Stored records
•••

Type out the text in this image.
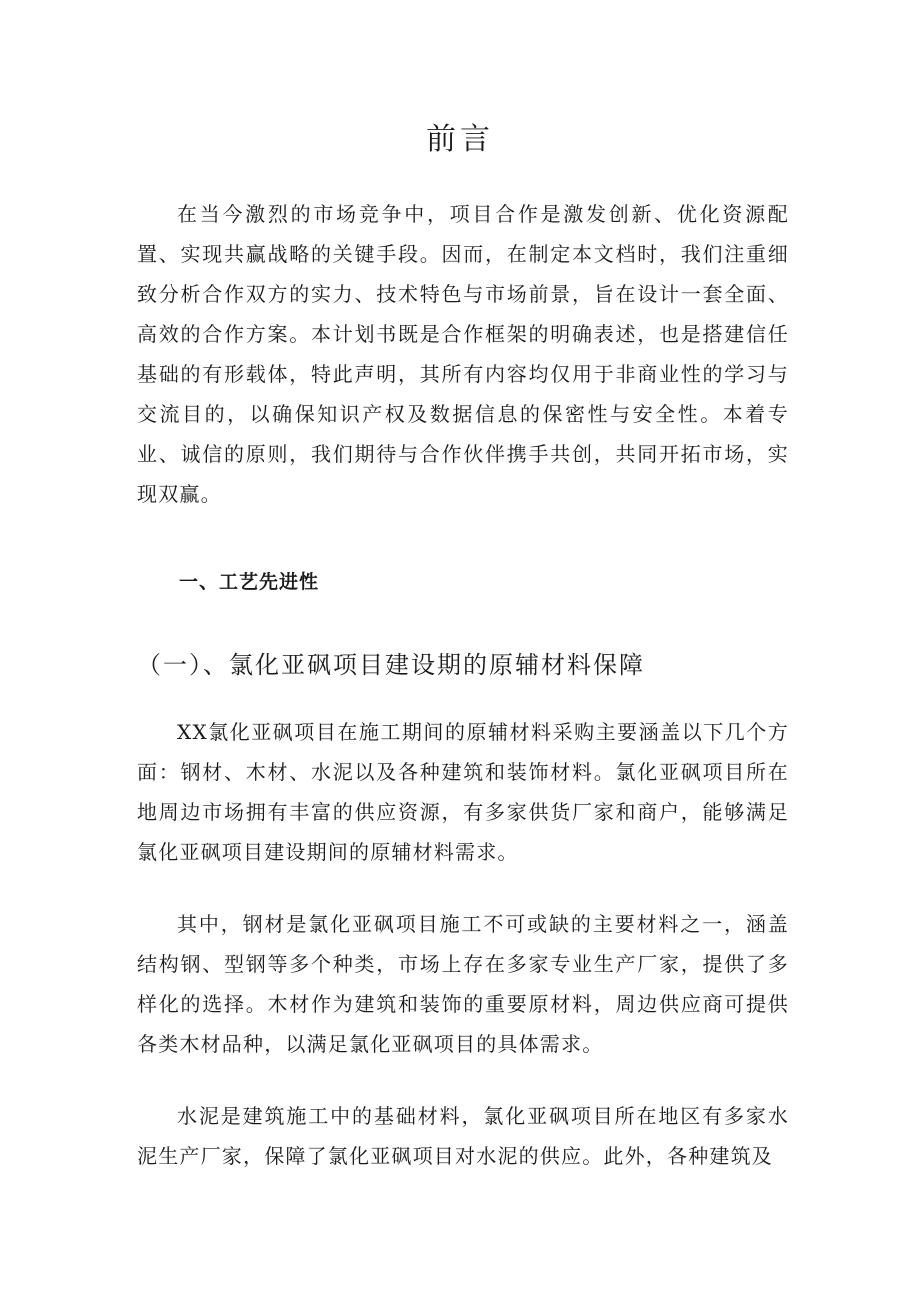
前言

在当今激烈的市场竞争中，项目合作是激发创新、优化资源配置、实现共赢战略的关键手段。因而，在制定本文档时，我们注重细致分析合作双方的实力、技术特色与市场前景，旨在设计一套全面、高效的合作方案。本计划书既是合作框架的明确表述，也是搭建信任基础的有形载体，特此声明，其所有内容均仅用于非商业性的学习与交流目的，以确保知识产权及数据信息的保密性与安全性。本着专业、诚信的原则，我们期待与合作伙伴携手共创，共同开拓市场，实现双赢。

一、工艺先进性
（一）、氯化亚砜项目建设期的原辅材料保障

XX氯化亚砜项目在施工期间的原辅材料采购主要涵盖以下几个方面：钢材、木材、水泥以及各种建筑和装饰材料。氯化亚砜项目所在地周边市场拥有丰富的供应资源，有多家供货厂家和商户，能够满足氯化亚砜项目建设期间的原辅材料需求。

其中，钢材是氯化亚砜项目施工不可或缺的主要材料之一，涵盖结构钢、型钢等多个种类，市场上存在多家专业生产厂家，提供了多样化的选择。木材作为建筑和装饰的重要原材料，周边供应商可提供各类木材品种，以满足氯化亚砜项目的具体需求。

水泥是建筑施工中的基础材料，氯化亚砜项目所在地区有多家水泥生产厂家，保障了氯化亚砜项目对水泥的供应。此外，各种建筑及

•••

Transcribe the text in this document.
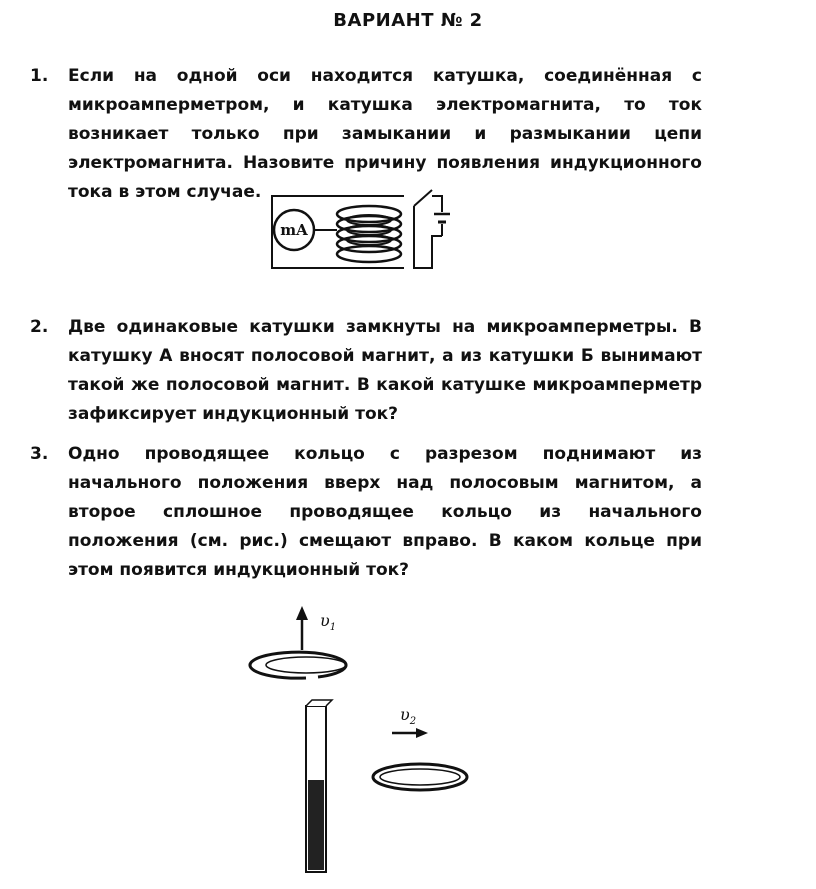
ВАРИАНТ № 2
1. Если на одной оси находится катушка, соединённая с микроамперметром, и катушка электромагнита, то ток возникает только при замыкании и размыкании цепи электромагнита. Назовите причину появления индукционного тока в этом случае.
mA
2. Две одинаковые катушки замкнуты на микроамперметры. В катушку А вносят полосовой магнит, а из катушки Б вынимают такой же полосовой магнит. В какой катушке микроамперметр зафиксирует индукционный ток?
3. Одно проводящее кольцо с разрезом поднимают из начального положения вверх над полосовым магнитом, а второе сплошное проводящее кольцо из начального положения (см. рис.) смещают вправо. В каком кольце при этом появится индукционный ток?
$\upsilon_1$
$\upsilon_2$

•••

◆ What to do
Copy each line containing the word "this" from the data.

◆ Worked solution
Type out the text in this image.
Transcribe the text in this document.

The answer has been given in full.